> [INSTRUCTION] Copy out every line of the records where the string "pace" occurs.

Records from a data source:
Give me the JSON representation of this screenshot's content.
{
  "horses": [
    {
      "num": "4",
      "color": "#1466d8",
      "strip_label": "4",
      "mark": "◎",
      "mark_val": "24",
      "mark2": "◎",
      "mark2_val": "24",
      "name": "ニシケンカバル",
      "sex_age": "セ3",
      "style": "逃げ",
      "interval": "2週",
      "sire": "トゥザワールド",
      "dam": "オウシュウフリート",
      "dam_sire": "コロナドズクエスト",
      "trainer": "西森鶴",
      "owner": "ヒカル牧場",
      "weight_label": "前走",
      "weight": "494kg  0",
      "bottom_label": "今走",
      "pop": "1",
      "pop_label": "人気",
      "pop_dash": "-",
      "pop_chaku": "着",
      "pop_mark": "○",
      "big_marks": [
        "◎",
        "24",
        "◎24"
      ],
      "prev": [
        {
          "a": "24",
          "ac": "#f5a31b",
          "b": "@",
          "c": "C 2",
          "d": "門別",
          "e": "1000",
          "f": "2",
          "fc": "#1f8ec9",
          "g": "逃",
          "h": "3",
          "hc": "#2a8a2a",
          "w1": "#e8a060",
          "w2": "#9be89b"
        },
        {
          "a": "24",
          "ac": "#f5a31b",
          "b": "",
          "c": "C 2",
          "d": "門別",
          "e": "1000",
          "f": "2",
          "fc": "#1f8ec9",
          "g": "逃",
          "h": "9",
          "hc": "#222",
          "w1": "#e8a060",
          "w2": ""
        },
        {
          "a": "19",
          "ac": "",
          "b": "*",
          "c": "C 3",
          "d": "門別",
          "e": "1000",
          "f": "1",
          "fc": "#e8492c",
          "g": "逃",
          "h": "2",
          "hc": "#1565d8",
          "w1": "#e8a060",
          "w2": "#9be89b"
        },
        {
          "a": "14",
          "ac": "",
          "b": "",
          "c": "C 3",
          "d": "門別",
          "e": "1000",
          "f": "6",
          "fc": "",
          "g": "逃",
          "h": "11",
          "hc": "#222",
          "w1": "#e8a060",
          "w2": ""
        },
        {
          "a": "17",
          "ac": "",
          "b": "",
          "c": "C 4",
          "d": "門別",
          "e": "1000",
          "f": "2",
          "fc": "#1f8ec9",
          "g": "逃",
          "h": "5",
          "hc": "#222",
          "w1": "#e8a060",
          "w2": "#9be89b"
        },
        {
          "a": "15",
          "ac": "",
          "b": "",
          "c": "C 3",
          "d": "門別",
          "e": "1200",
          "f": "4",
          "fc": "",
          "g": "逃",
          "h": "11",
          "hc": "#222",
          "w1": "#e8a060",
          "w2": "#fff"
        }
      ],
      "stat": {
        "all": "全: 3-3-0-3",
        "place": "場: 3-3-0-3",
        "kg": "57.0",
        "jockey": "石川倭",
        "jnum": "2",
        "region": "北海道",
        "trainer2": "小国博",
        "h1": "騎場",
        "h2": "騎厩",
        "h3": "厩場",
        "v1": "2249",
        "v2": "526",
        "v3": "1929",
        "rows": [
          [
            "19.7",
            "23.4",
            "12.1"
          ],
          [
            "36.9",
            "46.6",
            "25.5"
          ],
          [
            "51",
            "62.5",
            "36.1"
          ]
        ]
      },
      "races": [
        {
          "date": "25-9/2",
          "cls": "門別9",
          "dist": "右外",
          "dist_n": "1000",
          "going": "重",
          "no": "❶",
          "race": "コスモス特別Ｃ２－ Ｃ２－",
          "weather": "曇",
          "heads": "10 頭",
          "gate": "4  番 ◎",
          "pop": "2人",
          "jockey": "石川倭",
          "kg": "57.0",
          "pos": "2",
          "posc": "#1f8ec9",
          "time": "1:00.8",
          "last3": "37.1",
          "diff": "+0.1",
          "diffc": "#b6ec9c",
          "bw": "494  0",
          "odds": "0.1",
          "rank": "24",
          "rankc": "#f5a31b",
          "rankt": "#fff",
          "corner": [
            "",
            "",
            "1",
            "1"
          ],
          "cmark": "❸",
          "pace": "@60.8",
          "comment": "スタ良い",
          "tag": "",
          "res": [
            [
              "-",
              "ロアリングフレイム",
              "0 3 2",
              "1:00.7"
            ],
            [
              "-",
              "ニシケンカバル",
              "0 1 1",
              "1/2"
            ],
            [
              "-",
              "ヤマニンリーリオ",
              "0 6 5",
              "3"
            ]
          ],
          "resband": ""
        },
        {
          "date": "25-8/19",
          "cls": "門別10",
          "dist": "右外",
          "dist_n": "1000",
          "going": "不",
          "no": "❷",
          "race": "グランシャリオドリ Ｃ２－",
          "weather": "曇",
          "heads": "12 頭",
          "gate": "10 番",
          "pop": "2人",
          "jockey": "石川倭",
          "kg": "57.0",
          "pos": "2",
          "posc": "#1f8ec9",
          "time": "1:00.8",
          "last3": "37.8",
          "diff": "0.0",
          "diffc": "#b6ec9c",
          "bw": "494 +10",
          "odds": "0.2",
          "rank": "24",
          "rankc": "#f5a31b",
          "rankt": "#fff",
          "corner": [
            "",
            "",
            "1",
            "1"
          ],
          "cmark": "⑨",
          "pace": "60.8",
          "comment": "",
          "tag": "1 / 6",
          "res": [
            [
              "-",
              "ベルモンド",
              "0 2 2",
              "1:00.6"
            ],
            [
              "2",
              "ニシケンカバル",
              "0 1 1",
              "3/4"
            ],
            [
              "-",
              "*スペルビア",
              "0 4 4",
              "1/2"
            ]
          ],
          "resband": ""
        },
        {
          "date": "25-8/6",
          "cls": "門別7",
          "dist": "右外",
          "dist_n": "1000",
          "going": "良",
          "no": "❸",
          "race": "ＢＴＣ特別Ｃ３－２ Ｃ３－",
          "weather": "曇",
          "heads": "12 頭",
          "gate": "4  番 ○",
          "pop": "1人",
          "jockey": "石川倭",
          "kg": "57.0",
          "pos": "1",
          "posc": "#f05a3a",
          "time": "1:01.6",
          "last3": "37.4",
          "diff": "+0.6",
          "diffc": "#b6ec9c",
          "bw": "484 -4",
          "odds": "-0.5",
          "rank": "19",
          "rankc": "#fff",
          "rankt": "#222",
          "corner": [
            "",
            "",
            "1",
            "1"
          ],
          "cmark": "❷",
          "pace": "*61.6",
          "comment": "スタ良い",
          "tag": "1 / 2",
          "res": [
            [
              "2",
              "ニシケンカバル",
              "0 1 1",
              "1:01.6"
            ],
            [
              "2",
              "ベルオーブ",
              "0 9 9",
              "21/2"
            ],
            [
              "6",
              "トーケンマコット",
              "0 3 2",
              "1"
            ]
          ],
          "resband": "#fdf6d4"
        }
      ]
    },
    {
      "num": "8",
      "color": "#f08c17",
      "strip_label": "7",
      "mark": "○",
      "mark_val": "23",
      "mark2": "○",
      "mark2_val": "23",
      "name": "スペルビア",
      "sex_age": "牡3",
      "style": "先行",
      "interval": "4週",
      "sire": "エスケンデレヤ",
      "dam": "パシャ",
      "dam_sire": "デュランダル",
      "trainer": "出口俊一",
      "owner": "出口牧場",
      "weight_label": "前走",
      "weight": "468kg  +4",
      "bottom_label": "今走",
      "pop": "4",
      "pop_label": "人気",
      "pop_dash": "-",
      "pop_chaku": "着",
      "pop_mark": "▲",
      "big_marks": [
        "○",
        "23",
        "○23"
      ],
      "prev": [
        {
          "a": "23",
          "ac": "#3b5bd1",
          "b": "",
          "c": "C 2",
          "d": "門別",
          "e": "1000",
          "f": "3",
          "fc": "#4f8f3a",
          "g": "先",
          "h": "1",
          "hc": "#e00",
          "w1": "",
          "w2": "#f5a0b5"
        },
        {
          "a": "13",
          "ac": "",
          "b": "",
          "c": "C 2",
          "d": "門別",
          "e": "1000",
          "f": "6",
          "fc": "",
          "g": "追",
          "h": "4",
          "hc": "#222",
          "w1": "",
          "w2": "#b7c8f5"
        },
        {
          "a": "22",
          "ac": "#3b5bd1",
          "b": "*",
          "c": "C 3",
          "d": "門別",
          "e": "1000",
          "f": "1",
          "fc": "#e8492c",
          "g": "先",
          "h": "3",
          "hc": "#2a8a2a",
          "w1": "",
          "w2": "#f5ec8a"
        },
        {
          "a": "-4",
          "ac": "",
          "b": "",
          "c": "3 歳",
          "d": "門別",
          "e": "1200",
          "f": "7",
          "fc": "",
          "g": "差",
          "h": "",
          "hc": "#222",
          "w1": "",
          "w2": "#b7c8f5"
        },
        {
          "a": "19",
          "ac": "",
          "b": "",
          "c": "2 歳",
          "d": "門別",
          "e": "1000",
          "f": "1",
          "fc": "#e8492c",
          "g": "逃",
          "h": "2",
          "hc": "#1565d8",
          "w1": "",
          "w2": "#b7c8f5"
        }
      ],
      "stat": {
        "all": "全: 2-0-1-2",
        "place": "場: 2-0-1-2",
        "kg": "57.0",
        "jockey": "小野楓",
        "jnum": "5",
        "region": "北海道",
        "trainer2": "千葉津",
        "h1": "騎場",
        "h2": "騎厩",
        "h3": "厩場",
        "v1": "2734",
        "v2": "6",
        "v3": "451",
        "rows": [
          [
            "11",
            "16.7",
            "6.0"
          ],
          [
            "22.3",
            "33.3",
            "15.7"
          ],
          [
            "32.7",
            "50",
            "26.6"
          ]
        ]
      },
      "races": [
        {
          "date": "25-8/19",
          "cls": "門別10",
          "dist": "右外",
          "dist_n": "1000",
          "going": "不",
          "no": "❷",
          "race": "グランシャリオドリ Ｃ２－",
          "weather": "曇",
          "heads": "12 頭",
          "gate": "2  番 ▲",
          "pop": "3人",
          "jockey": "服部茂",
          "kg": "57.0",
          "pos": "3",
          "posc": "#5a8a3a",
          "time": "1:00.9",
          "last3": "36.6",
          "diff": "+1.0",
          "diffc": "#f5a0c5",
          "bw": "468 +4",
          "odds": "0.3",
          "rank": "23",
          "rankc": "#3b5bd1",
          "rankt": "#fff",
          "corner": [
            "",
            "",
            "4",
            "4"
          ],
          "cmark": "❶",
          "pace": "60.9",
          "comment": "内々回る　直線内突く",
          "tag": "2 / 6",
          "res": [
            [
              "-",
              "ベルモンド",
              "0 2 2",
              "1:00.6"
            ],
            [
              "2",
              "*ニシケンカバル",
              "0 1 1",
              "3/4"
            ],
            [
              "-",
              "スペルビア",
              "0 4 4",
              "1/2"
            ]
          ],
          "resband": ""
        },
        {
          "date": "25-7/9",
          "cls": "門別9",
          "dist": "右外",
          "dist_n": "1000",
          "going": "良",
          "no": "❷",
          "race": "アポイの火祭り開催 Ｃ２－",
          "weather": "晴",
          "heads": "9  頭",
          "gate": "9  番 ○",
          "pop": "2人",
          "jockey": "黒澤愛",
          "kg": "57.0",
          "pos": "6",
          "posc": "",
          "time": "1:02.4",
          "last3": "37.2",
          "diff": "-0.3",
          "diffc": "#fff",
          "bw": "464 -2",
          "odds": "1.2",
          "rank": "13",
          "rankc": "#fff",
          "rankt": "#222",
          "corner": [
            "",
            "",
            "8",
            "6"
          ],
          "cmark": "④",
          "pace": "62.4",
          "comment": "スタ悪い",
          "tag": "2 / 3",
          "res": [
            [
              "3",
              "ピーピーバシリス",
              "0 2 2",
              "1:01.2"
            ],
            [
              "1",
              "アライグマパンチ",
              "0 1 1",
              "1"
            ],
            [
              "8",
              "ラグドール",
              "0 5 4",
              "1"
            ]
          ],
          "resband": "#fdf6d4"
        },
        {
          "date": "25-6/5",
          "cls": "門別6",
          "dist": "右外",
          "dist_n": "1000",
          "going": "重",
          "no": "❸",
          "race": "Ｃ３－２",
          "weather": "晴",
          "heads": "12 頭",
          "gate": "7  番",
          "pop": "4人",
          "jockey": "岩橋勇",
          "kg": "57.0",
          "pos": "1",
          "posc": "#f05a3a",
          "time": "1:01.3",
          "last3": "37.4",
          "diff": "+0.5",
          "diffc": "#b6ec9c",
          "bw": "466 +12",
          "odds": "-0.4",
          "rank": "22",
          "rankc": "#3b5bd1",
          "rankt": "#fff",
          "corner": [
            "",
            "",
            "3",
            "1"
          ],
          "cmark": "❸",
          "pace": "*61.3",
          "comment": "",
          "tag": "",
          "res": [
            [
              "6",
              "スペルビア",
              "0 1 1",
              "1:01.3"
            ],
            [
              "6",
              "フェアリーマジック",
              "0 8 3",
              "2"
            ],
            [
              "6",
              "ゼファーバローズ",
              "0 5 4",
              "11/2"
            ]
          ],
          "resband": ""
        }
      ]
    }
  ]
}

> [RESULT OF THE TASK]
          "pace": "@60.8",
          "pace": "60.8",
          "pace": "*61.6",
          "pace": "60.9",
          "pace": "62.4",
          "pace": "*61.3",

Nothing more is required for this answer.